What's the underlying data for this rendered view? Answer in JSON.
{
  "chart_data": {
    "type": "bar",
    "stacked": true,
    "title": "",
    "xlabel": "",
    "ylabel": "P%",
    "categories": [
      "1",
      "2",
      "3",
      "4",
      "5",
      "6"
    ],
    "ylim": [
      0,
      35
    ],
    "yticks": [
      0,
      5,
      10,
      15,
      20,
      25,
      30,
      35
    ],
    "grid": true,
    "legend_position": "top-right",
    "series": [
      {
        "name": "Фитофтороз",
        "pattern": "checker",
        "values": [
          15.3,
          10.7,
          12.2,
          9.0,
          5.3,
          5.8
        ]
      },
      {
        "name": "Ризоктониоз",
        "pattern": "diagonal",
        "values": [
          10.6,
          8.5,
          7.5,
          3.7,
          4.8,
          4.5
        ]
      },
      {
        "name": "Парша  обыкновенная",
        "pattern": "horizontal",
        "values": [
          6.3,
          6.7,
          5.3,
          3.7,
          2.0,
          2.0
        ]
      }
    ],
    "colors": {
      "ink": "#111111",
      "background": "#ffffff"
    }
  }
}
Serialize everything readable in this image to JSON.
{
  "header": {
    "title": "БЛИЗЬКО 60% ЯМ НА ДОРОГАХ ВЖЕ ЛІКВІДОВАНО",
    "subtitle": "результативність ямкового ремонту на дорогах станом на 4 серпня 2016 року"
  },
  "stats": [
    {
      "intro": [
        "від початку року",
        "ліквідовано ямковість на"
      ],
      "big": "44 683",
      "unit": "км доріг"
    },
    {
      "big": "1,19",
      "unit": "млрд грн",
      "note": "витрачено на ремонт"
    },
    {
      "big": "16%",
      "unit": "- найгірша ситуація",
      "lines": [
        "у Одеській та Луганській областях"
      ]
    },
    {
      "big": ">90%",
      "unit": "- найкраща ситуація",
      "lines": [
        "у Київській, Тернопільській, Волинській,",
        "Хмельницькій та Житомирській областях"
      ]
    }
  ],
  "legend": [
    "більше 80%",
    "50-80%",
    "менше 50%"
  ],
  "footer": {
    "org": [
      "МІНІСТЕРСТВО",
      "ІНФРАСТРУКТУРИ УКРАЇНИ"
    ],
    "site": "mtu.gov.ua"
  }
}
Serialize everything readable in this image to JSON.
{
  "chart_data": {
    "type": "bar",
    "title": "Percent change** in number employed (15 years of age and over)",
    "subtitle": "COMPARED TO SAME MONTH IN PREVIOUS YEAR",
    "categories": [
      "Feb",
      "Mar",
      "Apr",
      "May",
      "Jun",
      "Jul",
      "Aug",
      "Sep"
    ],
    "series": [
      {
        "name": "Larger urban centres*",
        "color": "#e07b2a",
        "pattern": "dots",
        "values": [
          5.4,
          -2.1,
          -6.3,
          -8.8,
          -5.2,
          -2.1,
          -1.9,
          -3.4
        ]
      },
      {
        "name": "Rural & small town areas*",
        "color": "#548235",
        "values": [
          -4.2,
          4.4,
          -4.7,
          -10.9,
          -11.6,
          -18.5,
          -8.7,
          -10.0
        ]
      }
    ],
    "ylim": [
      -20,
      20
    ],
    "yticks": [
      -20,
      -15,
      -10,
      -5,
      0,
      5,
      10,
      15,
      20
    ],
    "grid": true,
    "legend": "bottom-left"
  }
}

• _WORK TO BE COMPLETED_
Copy each entry exactly, with nothing added or dropped.

• _FINISHED EXERCISE_
What's the underlying data for this rendered view? Answer in JSON.
{
  "chart_data": {
    "type": "bar",
    "stacked": true,
    "title": "",
    "xlabel": "",
    "ylabel": "P%",
    "categories": [
      "1",
      "2",
      "3",
      "4",
      "5",
      "6"
    ],
    "ylim": [
      0,
      35
    ],
    "yticks": [
      0,
      5,
      10,
      15,
      20,
      25,
      30,
      35
    ],
    "grid": true,
    "legend_position": "top-right",
    "series": [
      {
        "name": "Фитофтороз",
        "pattern": "checker",
        "values": [
          15.3,
          10.7,
          12.2,
          9.0,
          5.3,
          5.8
        ]
      },
      {
        "name": "Ризоктониоз",
        "pattern": "diagonal",
        "values": [
          10.6,
          8.5,
          7.5,
          3.7,
          4.8,
          4.5
        ]
      },
      {
        "name": "Парша  обыкновенная",
        "pattern": "horizontal",
        "values": [
          6.3,
          6.7,
          5.3,
          3.7,
          2.0,
          2.0
        ]
      }
    ],
    "colors": {
      "ink": "#111111",
      "background": "#ffffff"
    }
  }
}
Serialize everything readable in this image to JSON.
{
  "header": {
    "title": "БЛИЗЬКО 60% ЯМ НА ДОРОГАХ ВЖЕ ЛІКВІДОВАНО",
    "subtitle": "результативність ямкового ремонту на дорогах станом на 4 серпня 2016 року"
  },
  "stats": [
    {
      "intro": [
        "від початку року",
        "ліквідовано ямковість на"
      ],
      "big": "44 683",
      "unit": "км доріг"
    },
    {
      "big": "1,19",
      "unit": "млрд грн",
      "note": "витрачено на ремонт"
    },
    {
      "big": "16%",
      "unit": "- найгірша ситуація",
      "lines": [
        "у Одеській та Луганській областях"
      ]
    },
    {
      "big": ">90%",
      "unit": "- найкраща ситуація",
      "lines": [
        "у Київській, Тернопільській, Волинській,",
        "Хмельницькій та Житомирській областях"
      ]
    }
  ],
  "legend": [
    "більше 80%",
    "50-80%",
    "менше 50%"
  ],
  "footer": {
    "org": [
      "МІНІСТЕРСТВО",
      "ІНФРАСТРУКТУРИ УКРАЇНИ"
    ],
    "site": "mtu.gov.ua"
  }
}
Serialize everything readable in this image to JSON.
{
  "chart_data": {
    "type": "bar",
    "title": "Percent change** in number employed (15 years of age and over)",
    "subtitle": "COMPARED TO SAME MONTH IN PREVIOUS YEAR",
    "categories": [
      "Feb",
      "Mar",
      "Apr",
      "May",
      "Jun",
      "Jul",
      "Aug",
      "Sep"
    ],
    "series": [
      {
        "name": "Larger urban centres*",
        "color": "#e07b2a",
        "pattern": "dots",
        "values": [
          5.4,
          -2.1,
          -6.3,
          -8.8,
          -5.2,
          -2.1,
          -1.9,
          -3.4
        ]
      },
      {
        "name": "Rural & small town areas*",
        "color": "#548235",
        "values": [
          -4.2,
          4.4,
          -4.7,
          -10.9,
          -11.6,
          -18.5,
          -8.7,
          -10.0
        ]
      }
    ],
    "ylim": [
      -20,
      20
    ],
    "yticks": [
      -20,
      -15,
      -10,
      -5,
      0,
      5,
      10,
      15,
      20
    ],
    "grid": true,
    "legend": "bottom-left"
  }
}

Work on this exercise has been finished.